>> START

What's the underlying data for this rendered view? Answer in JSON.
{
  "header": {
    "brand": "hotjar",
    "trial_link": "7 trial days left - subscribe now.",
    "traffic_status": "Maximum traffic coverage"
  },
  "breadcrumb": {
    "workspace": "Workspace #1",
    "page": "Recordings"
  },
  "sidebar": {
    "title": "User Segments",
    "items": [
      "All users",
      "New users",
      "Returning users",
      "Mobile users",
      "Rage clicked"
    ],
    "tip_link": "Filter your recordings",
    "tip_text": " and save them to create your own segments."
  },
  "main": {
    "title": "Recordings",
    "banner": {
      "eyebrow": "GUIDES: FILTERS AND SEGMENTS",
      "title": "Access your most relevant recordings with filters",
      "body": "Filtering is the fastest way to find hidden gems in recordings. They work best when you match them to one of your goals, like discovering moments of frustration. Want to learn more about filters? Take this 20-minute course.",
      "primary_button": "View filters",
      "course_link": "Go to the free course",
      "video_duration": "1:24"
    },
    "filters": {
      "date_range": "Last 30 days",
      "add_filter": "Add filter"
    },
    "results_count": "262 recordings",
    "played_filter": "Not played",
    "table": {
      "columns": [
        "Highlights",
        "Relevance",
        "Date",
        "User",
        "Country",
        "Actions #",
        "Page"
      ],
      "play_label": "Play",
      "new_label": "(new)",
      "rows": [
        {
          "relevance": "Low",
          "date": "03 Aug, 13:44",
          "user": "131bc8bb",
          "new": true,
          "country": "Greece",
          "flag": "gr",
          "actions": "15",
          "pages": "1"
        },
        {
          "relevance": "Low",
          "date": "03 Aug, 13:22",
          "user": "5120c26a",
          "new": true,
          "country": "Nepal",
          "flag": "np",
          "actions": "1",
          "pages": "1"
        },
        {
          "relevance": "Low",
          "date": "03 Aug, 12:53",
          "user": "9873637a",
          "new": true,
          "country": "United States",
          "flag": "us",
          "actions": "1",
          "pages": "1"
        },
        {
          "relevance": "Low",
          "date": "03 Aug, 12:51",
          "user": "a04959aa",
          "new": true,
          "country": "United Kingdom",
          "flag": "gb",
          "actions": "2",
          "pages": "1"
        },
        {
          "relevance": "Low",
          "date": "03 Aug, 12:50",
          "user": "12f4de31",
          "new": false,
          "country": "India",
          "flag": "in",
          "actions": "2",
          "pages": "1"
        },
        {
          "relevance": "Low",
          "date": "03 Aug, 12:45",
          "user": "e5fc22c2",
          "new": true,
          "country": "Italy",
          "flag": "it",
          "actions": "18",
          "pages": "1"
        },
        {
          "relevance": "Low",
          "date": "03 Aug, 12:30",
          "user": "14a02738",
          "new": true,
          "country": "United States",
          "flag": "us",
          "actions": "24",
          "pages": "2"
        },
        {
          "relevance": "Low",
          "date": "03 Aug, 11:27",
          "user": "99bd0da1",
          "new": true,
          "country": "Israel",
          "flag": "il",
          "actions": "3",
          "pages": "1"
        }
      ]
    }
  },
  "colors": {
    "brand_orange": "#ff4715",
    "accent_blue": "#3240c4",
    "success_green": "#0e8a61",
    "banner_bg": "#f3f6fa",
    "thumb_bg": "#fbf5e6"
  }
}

>> END

▶ **Your objective**
All records above must be set down exactly, please.

▶ **Solution for this exercise**
What's the underlying data for this rendered view? Answer in JSON.
{
  "header": {
    "brand": "hotjar",
    "trial_link": "7 trial days left - subscribe now.",
    "traffic_status": "Maximum traffic coverage"
  },
  "breadcrumb": {
    "workspace": "Workspace #1",
    "page": "Recordings"
  },
  "sidebar": {
    "title": "User Segments",
    "items": [
      "All users",
      "New users",
      "Returning users",
      "Mobile users",
      "Rage clicked"
    ],
    "tip_link": "Filter your recordings",
    "tip_text": " and save them to create your own segments."
  },
  "main": {
    "title": "Recordings",
    "banner": {
      "eyebrow": "GUIDES: FILTERS AND SEGMENTS",
      "title": "Access your most relevant recordings with filters",
      "body": "Filtering is the fastest way to find hidden gems in recordings. They work best when you match them to one of your goals, like discovering moments of frustration. Want to learn more about filters? Take this 20-minute course.",
      "primary_button": "View filters",
      "course_link": "Go to the free course",
      "video_duration": "1:24"
    },
    "filters": {
      "date_range": "Last 30 days",
      "add_filter": "Add filter"
    },
    "results_count": "262 recordings",
    "played_filter": "Not played",
    "table": {
      "columns": [
        "Highlights",
        "Relevance",
        "Date",
        "User",
        "Country",
        "Actions #",
        "Page"
      ],
      "play_label": "Play",
      "new_label": "(new)",
      "rows": [
        {
          "relevance": "Low",
          "date": "03 Aug, 13:44",
          "user": "131bc8bb",
          "new": true,
          "country": "Greece",
          "flag": "gr",
          "actions": "15",
          "pages": "1"
        },
        {
          "relevance": "Low",
          "date": "03 Aug, 13:22",
          "user": "5120c26a",
          "new": true,
          "country": "Nepal",
          "flag": "np",
          "actions": "1",
          "pages": "1"
        },
        {
          "relevance": "Low",
          "date": "03 Aug, 12:53",
          "user": "9873637a",
          "new": true,
          "country": "United States",
          "flag": "us",
          "actions": "1",
          "pages": "1"
        },
        {
          "relevance": "Low",
          "date": "03 Aug, 12:51",
          "user": "a04959aa",
          "new": true,
          "country": "United Kingdom",
          "flag": "gb",
          "actions": "2",
          "pages": "1"
        },
        {
          "relevance": "Low",
          "date": "03 Aug, 12:50",
          "user": "12f4de31",
          "new": false,
          "country": "India",
          "flag": "in",
          "actions": "2",
          "pages": "1"
        },
        {
          "relevance": "Low",
          "date": "03 Aug, 12:45",
          "user": "e5fc22c2",
          "new": true,
          "country": "Italy",
          "flag": "it",
          "actions": "18",
          "pages": "1"
        },
        {
          "relevance": "Low",
          "date": "03 Aug, 12:30",
          "user": "14a02738",
          "new": true,
          "country": "United States",
          "flag": "us",
          "actions": "24",
          "pages": "2"
        },
        {
          "relevance": "Low",
          "date": "03 Aug, 11:27",
          "user": "99bd0da1",
          "new": true,
          "country": "Israel",
          "flag": "il",
          "actions": "3",
          "pages": "1"
        }
      ]
    }
  },
  "colors": {
    "brand_orange": "#ff4715",
    "accent_blue": "#3240c4",
    "success_green": "#0e8a61",
    "banner_bg": "#f3f6fa",
    "thumb_bg": "#fbf5e6"
  }
}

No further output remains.